> **Directive**: Repeat the material below exactly, line for line.
━━━ Dataset rows ━━━
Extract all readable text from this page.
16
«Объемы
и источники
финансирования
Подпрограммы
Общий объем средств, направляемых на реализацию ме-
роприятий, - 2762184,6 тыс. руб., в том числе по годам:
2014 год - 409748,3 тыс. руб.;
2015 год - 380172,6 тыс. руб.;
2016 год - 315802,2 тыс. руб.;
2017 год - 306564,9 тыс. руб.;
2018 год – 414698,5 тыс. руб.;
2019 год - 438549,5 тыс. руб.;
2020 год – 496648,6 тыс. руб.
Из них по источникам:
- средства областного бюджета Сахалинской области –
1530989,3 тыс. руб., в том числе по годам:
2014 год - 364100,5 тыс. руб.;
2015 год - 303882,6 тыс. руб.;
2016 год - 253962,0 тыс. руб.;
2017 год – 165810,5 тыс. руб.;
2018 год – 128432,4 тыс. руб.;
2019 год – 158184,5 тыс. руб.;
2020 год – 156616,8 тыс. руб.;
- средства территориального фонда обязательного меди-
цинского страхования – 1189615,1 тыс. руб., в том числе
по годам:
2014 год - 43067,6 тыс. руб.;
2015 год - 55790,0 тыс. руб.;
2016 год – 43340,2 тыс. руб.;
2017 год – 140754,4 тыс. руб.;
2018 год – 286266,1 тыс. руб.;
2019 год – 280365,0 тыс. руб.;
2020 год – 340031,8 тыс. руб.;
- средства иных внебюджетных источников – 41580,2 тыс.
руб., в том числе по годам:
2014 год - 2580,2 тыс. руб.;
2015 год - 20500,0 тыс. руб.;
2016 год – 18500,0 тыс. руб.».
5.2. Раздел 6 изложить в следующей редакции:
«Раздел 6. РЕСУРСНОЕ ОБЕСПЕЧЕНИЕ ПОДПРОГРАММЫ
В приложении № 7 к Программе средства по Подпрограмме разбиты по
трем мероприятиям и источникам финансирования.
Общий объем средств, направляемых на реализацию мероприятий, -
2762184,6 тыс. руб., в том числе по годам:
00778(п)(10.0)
━━━
> **Response**:
Extract all readable text from this page.
16
«Объемы
и источники
финансирования
Подпрограммы
Общий объем средств, направляемых на реализацию ме-
роприятий, - 2762184,6 тыс. руб., в том числе по годам:
2014 год - 409748,3 тыс. руб.;
2015 год - 380172,6 тыс. руб.;
2016 год - 315802,2 тыс. руб.;
2017 год - 306564,9 тыс. руб.;
2018 год – 414698,5 тыс. руб.;
2019 год - 438549,5 тыс. руб.;
2020 год – 496648,6 тыс. руб.
Из них по источникам:
- средства областного бюджета Сахалинской области –
1530989,3 тыс. руб., в том числе по годам:
2014 год - 364100,5 тыс. руб.;
2015 год - 303882,6 тыс. руб.;
2016 год - 253962,0 тыс. руб.;
2017 год – 165810,5 тыс. руб.;
2018 год – 128432,4 тыс. руб.;
2019 год – 158184,5 тыс. руб.;
2020 год – 156616,8 тыс. руб.;
- средства территориального фонда обязательного меди-
цинского страхования – 1189615,1 тыс. руб., в том числе
по годам:
2014 год - 43067,6 тыс. руб.;
2015 год - 55790,0 тыс. руб.;
2016 год – 43340,2 тыс. руб.;
2017 год – 140754,4 тыс. руб.;
2018 год – 286266,1 тыс. руб.;
2019 год – 280365,0 тыс. руб.;
2020 год – 340031,8 тыс. руб.;
- средства иных внебюджетных источников – 41580,2 тыс.
руб., в том числе по годам:
2014 год - 2580,2 тыс. руб.;
2015 год - 20500,0 тыс. руб.;
2016 год – 18500,0 тыс. руб.».
5.2. Раздел 6 изложить в следующей редакции:
«Раздел 6. РЕСУРСНОЕ ОБЕСПЕЧЕНИЕ ПОДПРОГРАММЫ
В приложении № 7 к Программе средства по Подпрограмме разбиты по
трем мероприятиям и источникам финансирования.
Общий объем средств, направляемых на реализацию мероприятий, -
2762184,6 тыс. руб., в том числе по годам:
00778(п)(10.0)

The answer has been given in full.